What to produce: Extract all lines in the data that contain the word "программы".

The records:
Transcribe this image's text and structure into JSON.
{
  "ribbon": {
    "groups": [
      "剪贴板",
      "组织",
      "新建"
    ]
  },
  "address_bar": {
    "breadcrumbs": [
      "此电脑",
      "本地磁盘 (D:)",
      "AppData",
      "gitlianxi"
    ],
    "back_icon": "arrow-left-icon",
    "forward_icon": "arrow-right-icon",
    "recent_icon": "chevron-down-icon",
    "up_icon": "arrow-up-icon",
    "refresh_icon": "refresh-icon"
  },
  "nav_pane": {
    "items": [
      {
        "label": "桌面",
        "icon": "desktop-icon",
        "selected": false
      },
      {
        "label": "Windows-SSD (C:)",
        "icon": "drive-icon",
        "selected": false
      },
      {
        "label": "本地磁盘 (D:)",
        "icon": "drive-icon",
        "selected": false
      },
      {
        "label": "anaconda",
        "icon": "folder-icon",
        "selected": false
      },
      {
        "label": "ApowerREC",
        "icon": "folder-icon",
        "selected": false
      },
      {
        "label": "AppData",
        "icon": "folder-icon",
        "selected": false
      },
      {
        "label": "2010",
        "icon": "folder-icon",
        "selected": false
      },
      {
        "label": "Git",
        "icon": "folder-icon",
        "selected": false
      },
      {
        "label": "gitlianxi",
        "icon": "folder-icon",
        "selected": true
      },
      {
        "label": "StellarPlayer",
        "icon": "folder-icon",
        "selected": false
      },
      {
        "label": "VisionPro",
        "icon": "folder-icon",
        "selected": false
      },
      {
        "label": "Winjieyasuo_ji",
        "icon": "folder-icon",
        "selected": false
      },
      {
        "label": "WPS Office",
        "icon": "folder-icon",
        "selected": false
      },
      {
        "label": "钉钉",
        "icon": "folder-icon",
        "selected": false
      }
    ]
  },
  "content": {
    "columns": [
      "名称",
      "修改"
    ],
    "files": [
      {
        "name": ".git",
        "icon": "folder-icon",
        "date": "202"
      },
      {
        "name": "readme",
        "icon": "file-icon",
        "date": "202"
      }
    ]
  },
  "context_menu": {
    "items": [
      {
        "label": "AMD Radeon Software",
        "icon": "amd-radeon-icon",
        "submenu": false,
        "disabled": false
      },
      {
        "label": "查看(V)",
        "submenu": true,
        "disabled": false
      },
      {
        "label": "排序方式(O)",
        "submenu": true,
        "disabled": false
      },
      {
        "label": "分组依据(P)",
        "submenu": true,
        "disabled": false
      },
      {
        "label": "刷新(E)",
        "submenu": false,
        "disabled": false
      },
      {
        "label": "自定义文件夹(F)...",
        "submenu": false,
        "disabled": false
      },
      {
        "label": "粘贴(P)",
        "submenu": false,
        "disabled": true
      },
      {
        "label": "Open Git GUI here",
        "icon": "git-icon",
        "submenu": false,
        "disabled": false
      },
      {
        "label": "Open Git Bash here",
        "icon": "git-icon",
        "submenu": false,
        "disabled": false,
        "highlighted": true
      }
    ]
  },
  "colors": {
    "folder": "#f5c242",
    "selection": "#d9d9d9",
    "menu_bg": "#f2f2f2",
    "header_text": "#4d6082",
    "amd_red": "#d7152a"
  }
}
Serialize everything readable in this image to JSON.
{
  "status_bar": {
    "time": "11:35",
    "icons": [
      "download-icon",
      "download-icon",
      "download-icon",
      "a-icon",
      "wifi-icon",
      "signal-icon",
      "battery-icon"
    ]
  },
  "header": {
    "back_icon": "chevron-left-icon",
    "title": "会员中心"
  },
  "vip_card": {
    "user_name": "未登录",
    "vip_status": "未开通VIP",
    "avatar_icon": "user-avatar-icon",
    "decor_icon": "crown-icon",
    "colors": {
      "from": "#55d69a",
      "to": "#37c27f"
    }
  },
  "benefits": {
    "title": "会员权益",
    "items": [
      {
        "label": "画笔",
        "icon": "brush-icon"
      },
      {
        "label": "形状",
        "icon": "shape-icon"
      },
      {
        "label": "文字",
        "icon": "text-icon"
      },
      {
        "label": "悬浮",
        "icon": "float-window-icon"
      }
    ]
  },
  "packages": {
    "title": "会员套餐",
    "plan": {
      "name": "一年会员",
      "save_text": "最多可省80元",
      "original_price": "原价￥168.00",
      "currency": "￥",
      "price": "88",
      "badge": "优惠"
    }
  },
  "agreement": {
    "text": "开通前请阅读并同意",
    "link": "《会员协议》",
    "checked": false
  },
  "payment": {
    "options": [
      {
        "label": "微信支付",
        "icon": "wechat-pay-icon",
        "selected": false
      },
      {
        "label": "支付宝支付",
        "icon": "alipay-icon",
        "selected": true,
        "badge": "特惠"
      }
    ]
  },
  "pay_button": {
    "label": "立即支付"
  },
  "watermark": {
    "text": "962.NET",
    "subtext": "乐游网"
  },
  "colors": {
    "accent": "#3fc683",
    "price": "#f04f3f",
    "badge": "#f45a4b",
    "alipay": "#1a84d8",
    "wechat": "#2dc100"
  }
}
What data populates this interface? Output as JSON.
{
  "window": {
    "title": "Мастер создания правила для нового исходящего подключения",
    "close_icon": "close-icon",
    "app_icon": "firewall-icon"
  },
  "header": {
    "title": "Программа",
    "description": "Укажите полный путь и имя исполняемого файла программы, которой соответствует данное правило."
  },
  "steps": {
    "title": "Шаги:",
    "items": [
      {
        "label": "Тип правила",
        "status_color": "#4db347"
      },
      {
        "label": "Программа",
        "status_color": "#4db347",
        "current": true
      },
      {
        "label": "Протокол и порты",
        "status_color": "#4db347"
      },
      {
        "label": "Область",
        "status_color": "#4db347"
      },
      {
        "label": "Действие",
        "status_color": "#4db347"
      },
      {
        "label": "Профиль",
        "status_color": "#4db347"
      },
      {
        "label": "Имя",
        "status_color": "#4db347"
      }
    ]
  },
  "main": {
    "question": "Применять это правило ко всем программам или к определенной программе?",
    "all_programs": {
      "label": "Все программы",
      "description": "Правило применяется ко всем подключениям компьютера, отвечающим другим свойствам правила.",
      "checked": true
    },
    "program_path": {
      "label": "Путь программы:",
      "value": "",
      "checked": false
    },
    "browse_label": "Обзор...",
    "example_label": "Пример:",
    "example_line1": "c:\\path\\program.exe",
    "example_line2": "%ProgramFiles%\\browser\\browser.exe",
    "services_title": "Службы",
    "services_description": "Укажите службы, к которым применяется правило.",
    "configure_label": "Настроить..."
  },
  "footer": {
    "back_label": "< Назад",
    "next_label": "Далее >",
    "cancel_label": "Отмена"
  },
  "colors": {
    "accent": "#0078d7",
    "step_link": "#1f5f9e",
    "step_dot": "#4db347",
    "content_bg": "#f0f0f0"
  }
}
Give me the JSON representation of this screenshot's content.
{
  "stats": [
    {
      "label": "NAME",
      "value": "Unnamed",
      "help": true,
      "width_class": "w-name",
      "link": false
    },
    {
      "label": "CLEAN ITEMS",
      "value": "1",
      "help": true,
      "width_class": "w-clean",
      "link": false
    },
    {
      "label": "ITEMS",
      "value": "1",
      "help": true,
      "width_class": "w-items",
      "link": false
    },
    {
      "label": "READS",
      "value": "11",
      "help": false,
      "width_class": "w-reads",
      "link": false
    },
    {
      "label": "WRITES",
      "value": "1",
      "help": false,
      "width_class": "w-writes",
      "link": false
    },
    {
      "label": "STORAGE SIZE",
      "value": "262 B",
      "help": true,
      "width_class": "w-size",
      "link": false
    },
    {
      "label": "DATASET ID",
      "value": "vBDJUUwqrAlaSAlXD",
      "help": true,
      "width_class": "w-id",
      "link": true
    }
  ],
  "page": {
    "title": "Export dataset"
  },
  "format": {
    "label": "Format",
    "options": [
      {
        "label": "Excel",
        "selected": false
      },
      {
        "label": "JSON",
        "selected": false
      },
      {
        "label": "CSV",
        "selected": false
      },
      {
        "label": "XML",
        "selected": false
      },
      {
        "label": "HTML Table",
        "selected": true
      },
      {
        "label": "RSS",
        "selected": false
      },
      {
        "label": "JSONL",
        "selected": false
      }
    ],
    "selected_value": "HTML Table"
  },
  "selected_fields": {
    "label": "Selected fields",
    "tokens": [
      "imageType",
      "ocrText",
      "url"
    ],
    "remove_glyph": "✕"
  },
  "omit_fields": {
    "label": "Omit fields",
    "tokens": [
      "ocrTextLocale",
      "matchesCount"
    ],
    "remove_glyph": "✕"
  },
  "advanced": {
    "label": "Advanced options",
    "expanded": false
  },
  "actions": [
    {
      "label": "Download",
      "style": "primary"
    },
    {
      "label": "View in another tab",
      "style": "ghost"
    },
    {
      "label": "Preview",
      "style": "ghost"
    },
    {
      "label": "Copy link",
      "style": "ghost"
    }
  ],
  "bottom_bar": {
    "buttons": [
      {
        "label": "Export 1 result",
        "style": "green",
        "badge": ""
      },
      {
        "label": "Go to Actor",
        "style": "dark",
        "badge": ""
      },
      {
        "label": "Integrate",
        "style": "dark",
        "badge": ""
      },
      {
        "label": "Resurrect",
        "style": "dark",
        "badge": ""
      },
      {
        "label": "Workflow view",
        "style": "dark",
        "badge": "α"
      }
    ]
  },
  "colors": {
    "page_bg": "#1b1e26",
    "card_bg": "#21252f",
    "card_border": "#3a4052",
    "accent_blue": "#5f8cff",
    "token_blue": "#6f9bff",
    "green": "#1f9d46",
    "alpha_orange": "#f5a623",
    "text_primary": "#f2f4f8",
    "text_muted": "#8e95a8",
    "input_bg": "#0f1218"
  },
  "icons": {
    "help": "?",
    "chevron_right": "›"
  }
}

Finished answer:
    "description": "Укажите полный путь и имя исполняемого файла программы, которой соответствует данное правило."
      "label": "Все программы",
      "label": "Путь программы:",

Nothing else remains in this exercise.